**Set problem:** Go through the entries one line at a time, and gather every line that has the word "name".

**Records provided:**
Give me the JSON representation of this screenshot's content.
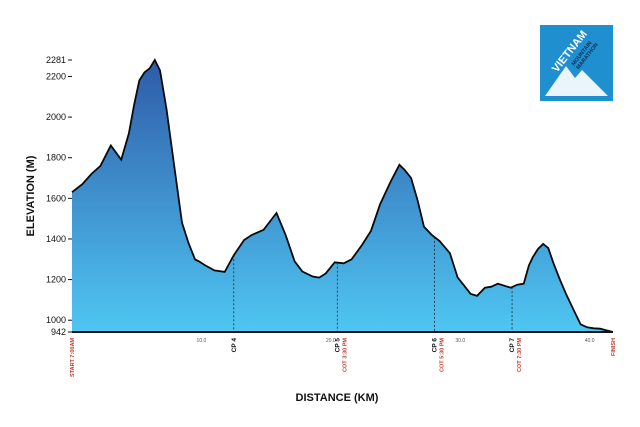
{
  "chart_data": {
    "type": "area",
    "title": "",
    "xlabel": "DISTANCE (KM)",
    "ylabel": "ELEVATION (M)",
    "xlim": [
      0,
      41.8
    ],
    "ylim": [
      942,
      2281
    ],
    "y_ticks": [
      942,
      1000,
      1200,
      1400,
      1600,
      1800,
      2000,
      2200,
      2281
    ],
    "x_ticks": [
      {
        "value": 10,
        "label": "10.0"
      },
      {
        "value": 20,
        "label": "20.0"
      },
      {
        "value": 30,
        "label": "30.0"
      },
      {
        "value": 40,
        "label": "40.0"
      }
    ],
    "series": [
      {
        "name": "Elevation",
        "x": [
          0,
          0.8,
          1.5,
          2.2,
          3.0,
          3.8,
          4.4,
          4.8,
          5.2,
          5.6,
          6.0,
          6.4,
          6.8,
          7.3,
          7.9,
          8.5,
          9.0,
          9.5,
          9.8,
          10.3,
          11.0,
          11.8,
          12.5,
          13.3,
          13.9,
          14.8,
          15.8,
          16.5,
          17.2,
          17.8,
          18.6,
          19.1,
          19.6,
          20.3,
          21.0,
          21.6,
          22.4,
          23.1,
          23.8,
          24.6,
          25.3,
          25.7,
          26.2,
          26.7,
          27.2,
          27.8,
          28.4,
          29.2,
          29.8,
          30.3,
          30.8,
          31.3,
          31.9,
          32.4,
          32.9,
          33.4,
          33.9,
          34.4,
          34.9,
          35.3,
          35.6,
          36.0,
          36.4,
          36.8,
          37.2,
          37.7,
          38.2,
          38.8,
          39.3,
          39.8,
          40.3,
          40.8,
          41.3,
          41.8
        ],
        "values": [
          1630,
          1670,
          1720,
          1760,
          1860,
          1790,
          1920,
          2060,
          2180,
          2220,
          2240,
          2281,
          2230,
          2040,
          1760,
          1480,
          1380,
          1300,
          1290,
          1270,
          1245,
          1238,
          1320,
          1395,
          1420,
          1445,
          1528,
          1420,
          1290,
          1240,
          1215,
          1210,
          1230,
          1285,
          1280,
          1300,
          1370,
          1440,
          1570,
          1680,
          1765,
          1740,
          1700,
          1590,
          1460,
          1420,
          1390,
          1330,
          1210,
          1170,
          1130,
          1120,
          1160,
          1165,
          1180,
          1170,
          1160,
          1175,
          1180,
          1270,
          1310,
          1350,
          1375,
          1355,
          1280,
          1200,
          1125,
          1045,
          980,
          965,
          960,
          958,
          950,
          942
        ]
      }
    ],
    "markers": [
      {
        "x": 0,
        "label": "",
        "note": "START 7:00AM"
      },
      {
        "x": 12.5,
        "label": "CP 4",
        "note": ""
      },
      {
        "x": 20.5,
        "label": "CP 5",
        "note": "COT 3:30 PM"
      },
      {
        "x": 28.0,
        "label": "CP 6",
        "note": "COT 5:30 PM"
      },
      {
        "x": 34.0,
        "label": "CP 7",
        "note": "COT 7:30 PM"
      },
      {
        "x": 41.8,
        "label": "",
        "note": "FINISH"
      }
    ]
  },
  "logo": {
    "line1": "VIETNAM",
    "line2": "MOUNTAIN",
    "line3": "MARATHON",
    "bg_color": "#1f8fd0"
  },
  "colors": {
    "fill_top": "#3b6bb5",
    "fill_bottom": "#55c7f0",
    "note_red": "#c0392b"
  }
}
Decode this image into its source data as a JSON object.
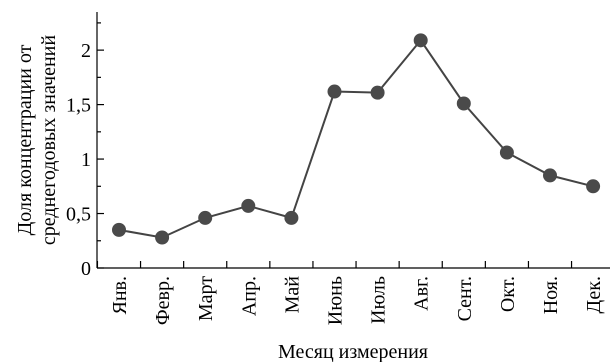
{
  "chart_data": {
    "type": "line",
    "title": "",
    "xlabel": "Месяц измерения",
    "ylabel_line1": "Доля концентрации от",
    "ylabel_line2": "среднегодовых значений",
    "categories": [
      "Янв.",
      "Февр.",
      "Март",
      "Апр.",
      "Май",
      "Июнь",
      "Июль",
      "Авг.",
      "Сент.",
      "Окт.",
      "Ноя.",
      "Дек."
    ],
    "series": [
      {
        "values": [
          0.35,
          0.28,
          0.46,
          0.57,
          0.46,
          1.62,
          1.61,
          2.09,
          1.51,
          1.06,
          0.85,
          0.75
        ]
      }
    ],
    "ylim": [
      0,
      2.35
    ],
    "yticks": [
      0,
      0.5,
      1,
      1.5,
      2
    ],
    "ytick_labels": [
      "0",
      "0,5",
      "1",
      "1,5",
      "2"
    ],
    "grid": false,
    "legend": "none",
    "colors": {
      "line": "#444444",
      "marker": "#4a4a4a"
    }
  }
}
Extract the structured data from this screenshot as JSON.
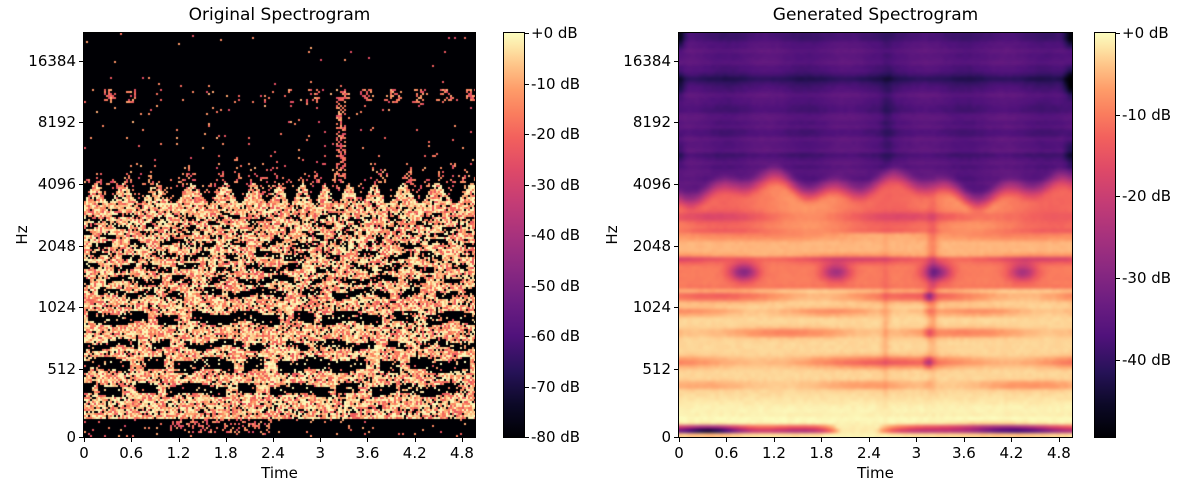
{
  "figure": {
    "background": "#ffffff",
    "text_color": "#000000"
  },
  "colormap": {
    "name": "magma",
    "stops": [
      [
        0,
        "#000004"
      ],
      [
        0.08,
        "#0c0927"
      ],
      [
        0.16,
        "#261257"
      ],
      [
        0.25,
        "#50127b"
      ],
      [
        0.33,
        "#6b1d81"
      ],
      [
        0.42,
        "#8c2981"
      ],
      [
        0.5,
        "#a8327d"
      ],
      [
        0.58,
        "#c43c75"
      ],
      [
        0.66,
        "#de4968"
      ],
      [
        0.74,
        "#f2605d"
      ],
      [
        0.8,
        "#fa7d5e"
      ],
      [
        0.86,
        "#fe9c69"
      ],
      [
        0.92,
        "#fec488"
      ],
      [
        0.96,
        "#fde2a3"
      ],
      [
        1,
        "#fcfdbf"
      ]
    ]
  },
  "panels": [
    {
      "title": "Original Spectrogram",
      "xlabel": "Time",
      "ylabel": "Hz",
      "x_ticks": [
        "0",
        "0.6",
        "1.2",
        "1.8",
        "2.4",
        "3",
        "3.6",
        "4.2",
        "4.8"
      ],
      "y_ticks": [
        "16384",
        "8192",
        "4096",
        "2048",
        "1024",
        "512",
        "0"
      ],
      "colorbar_ticks": [
        "+0 dB",
        "-10 dB",
        "-20 dB",
        "-30 dB",
        "-40 dB",
        "-50 dB",
        "-60 dB",
        "-70 dB",
        "-80 dB"
      ]
    },
    {
      "title": "Generated Spectrogram",
      "xlabel": "Time",
      "ylabel": "Hz",
      "x_ticks": [
        "0",
        "0.6",
        "1.2",
        "1.8",
        "2.4",
        "3",
        "3.6",
        "4.2",
        "4.8"
      ],
      "y_ticks": [
        "16384",
        "8192",
        "4096",
        "2048",
        "1024",
        "512",
        "0"
      ],
      "colorbar_ticks": [
        "+0 dB",
        "-10 dB",
        "-20 dB",
        "-30 dB",
        "-40 dB"
      ]
    }
  ],
  "chart_data": [
    {
      "type": "heatmap",
      "title": "Original Spectrogram",
      "xlabel": "Time",
      "ylabel": "Hz",
      "x_range": [
        0,
        5.0
      ],
      "x_tick_values": [
        0,
        0.6,
        1.2,
        1.8,
        2.4,
        3,
        3.6,
        4.2,
        4.8
      ],
      "y_axis": "log-frequency",
      "y_tick_values": [
        16384,
        8192,
        4096,
        2048,
        1024,
        512,
        0
      ],
      "colorbar_range_db": [
        -80,
        0
      ],
      "colormap": "magma",
      "style": "speckled",
      "description": "Black (-80 dB) above ~4 kHz with sparse hot speckles; a horizontal speckle band near 11 kHz; a transient speckle column near t=3.2 s spanning ~4-12 kHz; dense bright (near 0 dB) texture below 4 kHz interrupted by dark wavy harmonic gap lines; black band at the very bottom with speckles near t=1.6-2.4 s",
      "render": {
        "speckle_band": {
          "y": [
            0.138,
            0.175
          ],
          "dense_x_clusters": [
            [
              0.045,
              0.135
            ],
            [
              0.545,
              1.0
            ]
          ]
        },
        "transient_column": {
          "x": 0.657,
          "y": [
            0.145,
            0.392
          ]
        },
        "dense_top_edge": 0.372,
        "gap_lines": [
          [
            0.458,
            0.01,
            0.3,
            -0.2
          ],
          [
            0.478,
            0.01,
            0.3,
            -0.1
          ],
          [
            0.499,
            0.01,
            0.3,
            0.0
          ],
          [
            0.521,
            0.013,
            0.25,
            -0.35
          ],
          [
            0.551,
            0.014,
            0.25,
            -0.4
          ],
          [
            0.581,
            0.015,
            0.22,
            -0.45
          ],
          [
            0.612,
            0.015,
            0.2,
            -0.5
          ],
          [
            0.644,
            0.016,
            0.16,
            -0.55
          ],
          [
            0.706,
            0.027,
            0.1,
            -0.75
          ],
          [
            0.772,
            0.016,
            0.12,
            -0.6
          ],
          [
            0.822,
            0.029,
            0.1,
            -0.8
          ],
          [
            0.883,
            0.024,
            0.1,
            -0.75
          ],
          [
            0.93,
            0.008,
            0.55,
            0.35
          ]
        ],
        "bottom_black_band": {
          "y": 0.9575,
          "speckle_x": [
            0.22,
            0.48
          ]
        }
      }
    },
    {
      "type": "heatmap",
      "title": "Generated Spectrogram",
      "xlabel": "Time",
      "ylabel": "Hz",
      "x_range": [
        0,
        5.0
      ],
      "x_tick_values": [
        0,
        0.6,
        1.2,
        1.8,
        2.4,
        3,
        3.6,
        4.2,
        4.8
      ],
      "y_axis": "log-frequency",
      "y_tick_values": [
        16384,
        8192,
        4096,
        2048,
        1024,
        512,
        0
      ],
      "colorbar_range_db": [
        -49,
        0
      ],
      "colormap": "magma",
      "style": "smooth",
      "description": "Smooth blurred field: violet (~-35 dB) above ~4 kHz with thin darker stripes and dark corner blobs; wavy violet-to-orange transition at ~4 kHz; bright cream (~0 dB) below 1 kHz with broken orange harmonic bands; row of dark purple blobs near 1.5 kHz at t=0.8/2.1/3.4/4.5; red dotted vertical streak near t=3.2; dark purple band hugging the bottom edge with a gap near t=2.2",
      "render": {
        "boundary": 0.382,
        "stripe_band_y": 0.115,
        "blob_row": {
          "y": 0.592,
          "x": [
            0.165,
            0.4,
            0.655,
            0.875
          ]
        },
        "orange_bands": [
          [
            0.455,
            0.012,
            0.12,
            11,
            1
          ],
          [
            0.502,
            0.01,
            0.1,
            9,
            0
          ],
          [
            0.56,
            0.01,
            0.16,
            13,
            2
          ],
          [
            0.652,
            0.013,
            0.22,
            12,
            0.5
          ],
          [
            0.69,
            0.01,
            0.12,
            17,
            1.3
          ],
          [
            0.742,
            0.011,
            0.15,
            14,
            4
          ],
          [
            0.815,
            0.013,
            0.22,
            10,
            2.6
          ],
          [
            0.872,
            0.01,
            0.1,
            15,
            0.8
          ]
        ],
        "red_streak_x": 0.635,
        "bottom_dark_band": {
          "y": 0.982,
          "gap_x": 0.45,
          "strong_x": 0.78
        }
      }
    }
  ]
}
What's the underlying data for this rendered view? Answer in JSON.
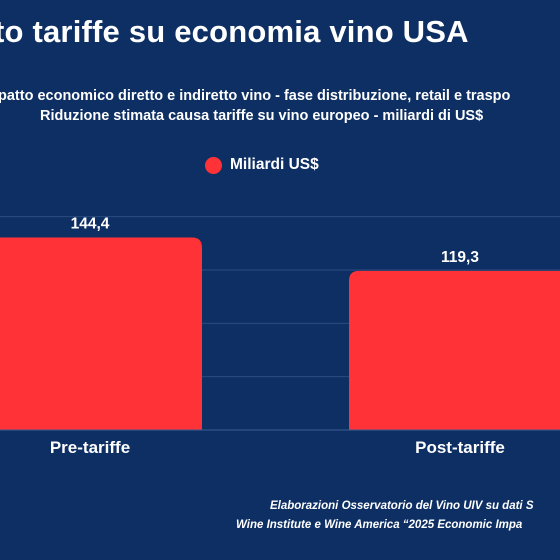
{
  "chart_data": {
    "type": "bar",
    "title": "to tariffe su economia vino USA",
    "subtitle_1": "patto economico diretto e indiretto vino - fase distribuzione, retail e traspo",
    "subtitle_2": "Riduzione stimata causa tariffe su vino europeo - miliardi di US$",
    "categories": [
      "Pre-tariffe",
      "Post-tariffe"
    ],
    "series": [
      {
        "name": "Miliardi US$",
        "values": [
          144.4,
          119.3
        ],
        "value_labels": [
          "144,4",
          "119,3"
        ],
        "color": "#ff3337"
      }
    ],
    "ylim": [
      0,
      180
    ],
    "grid": true,
    "legend_position": "top-center"
  },
  "source": {
    "line1": "Elaborazioni Osservatorio del Vino UIV su dati S",
    "line2": "Wine Institute e Wine America “2025 Economic Impa"
  },
  "colors": {
    "background": "#0d2f63",
    "bar": "#ff3337",
    "text": "#ffffff"
  }
}
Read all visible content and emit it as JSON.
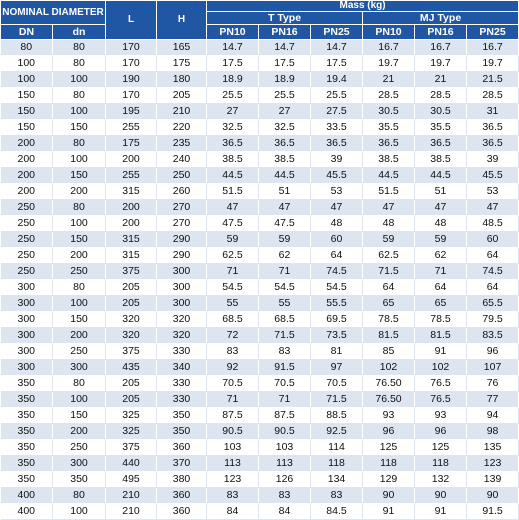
{
  "header": {
    "nominal_diameter": "NOMINAL DIAMETER",
    "dn_upper": "DN",
    "dn_lower": "dn",
    "l": "L",
    "h": "H",
    "mass": "Mass (kg)",
    "t_type": "T Type",
    "mj_type": "MJ Type",
    "pn": [
      "PN10",
      "PN16",
      "PN25",
      "PN10",
      "PN16",
      "PN25"
    ]
  },
  "rows": [
    [
      "80",
      "80",
      "170",
      "165",
      "14.7",
      "14.7",
      "14.7",
      "16.7",
      "16.7",
      "16.7"
    ],
    [
      "100",
      "80",
      "170",
      "175",
      "17.5",
      "17.5",
      "17.5",
      "19.7",
      "19.7",
      "19.7"
    ],
    [
      "100",
      "100",
      "190",
      "180",
      "18.9",
      "18.9",
      "19.4",
      "21",
      "21",
      "21.5"
    ],
    [
      "150",
      "80",
      "170",
      "205",
      "25.5",
      "25.5",
      "25.5",
      "28.5",
      "28.5",
      "28.5"
    ],
    [
      "150",
      "100",
      "195",
      "210",
      "27",
      "27",
      "27.5",
      "30.5",
      "30.5",
      "31"
    ],
    [
      "150",
      "150",
      "255",
      "220",
      "32.5",
      "32.5",
      "33.5",
      "35.5",
      "35.5",
      "36.5"
    ],
    [
      "200",
      "80",
      "175",
      "235",
      "36.5",
      "36.5",
      "36.5",
      "36.5",
      "36.5",
      "36.5"
    ],
    [
      "200",
      "100",
      "200",
      "240",
      "38.5",
      "38.5",
      "39",
      "38.5",
      "38.5",
      "39"
    ],
    [
      "200",
      "150",
      "255",
      "250",
      "44.5",
      "44.5",
      "45.5",
      "44.5",
      "44.5",
      "45.5"
    ],
    [
      "200",
      "200",
      "315",
      "260",
      "51.5",
      "51",
      "53",
      "51.5",
      "51",
      "53"
    ],
    [
      "250",
      "80",
      "200",
      "270",
      "47",
      "47",
      "47",
      "47",
      "47",
      "47"
    ],
    [
      "250",
      "100",
      "200",
      "270",
      "47.5",
      "47.5",
      "48",
      "48",
      "48",
      "48.5"
    ],
    [
      "250",
      "150",
      "315",
      "290",
      "59",
      "59",
      "60",
      "59",
      "59",
      "60"
    ],
    [
      "250",
      "200",
      "315",
      "290",
      "62.5",
      "62",
      "64",
      "62.5",
      "62",
      "64"
    ],
    [
      "250",
      "250",
      "375",
      "300",
      "71",
      "71",
      "74.5",
      "71.5",
      "71",
      "74.5"
    ],
    [
      "300",
      "80",
      "205",
      "300",
      "54.5",
      "54.5",
      "54.5",
      "64",
      "64",
      "64"
    ],
    [
      "300",
      "100",
      "205",
      "300",
      "55",
      "55",
      "55.5",
      "65",
      "65",
      "65.5"
    ],
    [
      "300",
      "150",
      "320",
      "320",
      "68.5",
      "68.5",
      "69.5",
      "78.5",
      "78.5",
      "79.5"
    ],
    [
      "300",
      "200",
      "320",
      "320",
      "72",
      "71.5",
      "73.5",
      "81.5",
      "81.5",
      "83.5"
    ],
    [
      "300",
      "250",
      "375",
      "330",
      "83",
      "83",
      "81",
      "85",
      "91",
      "96"
    ],
    [
      "300",
      "300",
      "435",
      "340",
      "92",
      "91.5",
      "97",
      "102",
      "102",
      "107"
    ],
    [
      "350",
      "80",
      "205",
      "330",
      "70.5",
      "70.5",
      "70.5",
      "76.50",
      "76.5",
      "76"
    ],
    [
      "350",
      "100",
      "205",
      "330",
      "71",
      "71",
      "71.5",
      "76.50",
      "76.5",
      "77"
    ],
    [
      "350",
      "150",
      "325",
      "350",
      "87.5",
      "87.5",
      "88.5",
      "93",
      "93",
      "94"
    ],
    [
      "350",
      "200",
      "325",
      "350",
      "90.5",
      "90.5",
      "92.5",
      "96",
      "96",
      "98"
    ],
    [
      "350",
      "250",
      "375",
      "360",
      "103",
      "103",
      "114",
      "125",
      "125",
      "135"
    ],
    [
      "350",
      "300",
      "440",
      "370",
      "113",
      "113",
      "118",
      "118",
      "118",
      "123"
    ],
    [
      "350",
      "350",
      "495",
      "380",
      "123",
      "126",
      "134",
      "129",
      "132",
      "139"
    ],
    [
      "400",
      "80",
      "210",
      "360",
      "83",
      "83",
      "83",
      "90",
      "90",
      "90"
    ],
    [
      "400",
      "100",
      "210",
      "360",
      "84",
      "84",
      "84.5",
      "91",
      "91",
      "91.5"
    ]
  ]
}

**Answer to the problem:**
        "name": "Elevation",
    "name": "magma",
        "name": "Miliardi US$",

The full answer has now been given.